Written task
Pull out every line in the data that has the string "направлении" in it.

Materials provided

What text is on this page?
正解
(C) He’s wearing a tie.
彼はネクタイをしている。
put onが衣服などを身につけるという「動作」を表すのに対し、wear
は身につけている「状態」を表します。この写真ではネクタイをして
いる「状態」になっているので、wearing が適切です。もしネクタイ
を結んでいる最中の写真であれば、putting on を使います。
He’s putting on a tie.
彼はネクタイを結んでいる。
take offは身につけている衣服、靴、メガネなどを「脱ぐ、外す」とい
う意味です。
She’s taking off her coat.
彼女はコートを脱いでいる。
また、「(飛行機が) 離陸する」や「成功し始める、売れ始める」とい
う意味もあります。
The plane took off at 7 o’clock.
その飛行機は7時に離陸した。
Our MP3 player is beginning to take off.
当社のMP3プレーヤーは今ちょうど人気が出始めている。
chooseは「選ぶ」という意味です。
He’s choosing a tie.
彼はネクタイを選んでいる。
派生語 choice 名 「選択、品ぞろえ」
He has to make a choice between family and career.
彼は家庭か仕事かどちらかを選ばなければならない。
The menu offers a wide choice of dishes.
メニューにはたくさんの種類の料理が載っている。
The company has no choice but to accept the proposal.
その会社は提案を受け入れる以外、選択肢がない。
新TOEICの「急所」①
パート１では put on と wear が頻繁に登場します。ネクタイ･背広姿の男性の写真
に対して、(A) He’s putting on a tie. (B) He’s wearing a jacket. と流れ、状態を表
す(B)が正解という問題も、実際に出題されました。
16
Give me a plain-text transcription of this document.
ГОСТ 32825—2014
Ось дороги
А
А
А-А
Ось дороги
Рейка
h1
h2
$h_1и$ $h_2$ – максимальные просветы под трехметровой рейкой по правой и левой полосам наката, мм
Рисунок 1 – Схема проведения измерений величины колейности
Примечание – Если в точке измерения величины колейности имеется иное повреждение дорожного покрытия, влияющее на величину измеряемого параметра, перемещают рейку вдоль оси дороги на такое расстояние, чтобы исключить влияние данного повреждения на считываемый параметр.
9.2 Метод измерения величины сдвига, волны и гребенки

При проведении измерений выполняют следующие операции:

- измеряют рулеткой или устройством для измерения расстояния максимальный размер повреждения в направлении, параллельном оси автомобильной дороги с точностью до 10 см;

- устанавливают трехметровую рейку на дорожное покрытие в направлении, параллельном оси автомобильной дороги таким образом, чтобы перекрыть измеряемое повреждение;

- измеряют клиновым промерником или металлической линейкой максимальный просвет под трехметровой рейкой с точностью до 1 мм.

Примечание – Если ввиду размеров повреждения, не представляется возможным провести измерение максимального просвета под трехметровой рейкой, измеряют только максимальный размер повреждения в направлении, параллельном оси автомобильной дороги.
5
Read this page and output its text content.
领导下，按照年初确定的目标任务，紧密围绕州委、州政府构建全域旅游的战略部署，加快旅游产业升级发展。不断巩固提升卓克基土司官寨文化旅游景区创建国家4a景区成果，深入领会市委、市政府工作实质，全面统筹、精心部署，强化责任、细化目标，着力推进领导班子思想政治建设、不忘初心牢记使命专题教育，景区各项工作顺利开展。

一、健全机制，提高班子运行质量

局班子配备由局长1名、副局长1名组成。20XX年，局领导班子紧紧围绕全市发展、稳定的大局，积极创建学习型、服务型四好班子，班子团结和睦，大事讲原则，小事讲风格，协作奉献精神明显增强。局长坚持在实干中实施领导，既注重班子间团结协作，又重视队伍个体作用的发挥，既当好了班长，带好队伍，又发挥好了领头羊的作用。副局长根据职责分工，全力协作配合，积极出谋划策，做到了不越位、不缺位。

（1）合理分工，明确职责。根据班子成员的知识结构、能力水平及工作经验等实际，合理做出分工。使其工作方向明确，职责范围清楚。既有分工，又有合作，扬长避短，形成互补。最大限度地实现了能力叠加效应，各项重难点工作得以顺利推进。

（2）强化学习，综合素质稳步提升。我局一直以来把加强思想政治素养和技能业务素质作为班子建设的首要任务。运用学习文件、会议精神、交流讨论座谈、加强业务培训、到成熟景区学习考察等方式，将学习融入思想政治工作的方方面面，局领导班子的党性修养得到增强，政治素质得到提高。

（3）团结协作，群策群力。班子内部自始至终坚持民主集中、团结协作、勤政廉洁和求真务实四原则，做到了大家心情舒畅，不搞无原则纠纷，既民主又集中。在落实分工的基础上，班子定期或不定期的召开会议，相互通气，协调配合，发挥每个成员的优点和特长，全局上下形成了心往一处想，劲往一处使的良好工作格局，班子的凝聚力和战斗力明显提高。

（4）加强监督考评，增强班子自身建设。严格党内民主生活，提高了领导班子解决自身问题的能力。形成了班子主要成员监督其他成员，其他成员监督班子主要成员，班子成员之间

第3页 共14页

Answer to the task
- измеряют рулеткой или устройством для измерения расстояния максимальный размер повреждения в направлении, параллельном оси автомобильной дороги с точностью до 10 см;
- устанавливают трехметровую рейку на дорожное покрытие в направлении, параллельном оси автомобильной дороги таким образом, чтобы перекрыть измеряемое повреждение;
Примечание – Если ввиду размеров повреждения, не представляется возможным провести измерение максимального просвета под трехметровой рейкой, измеряют только максимальный размер повреждения в направлении, параллельном оси автомобильной дороги.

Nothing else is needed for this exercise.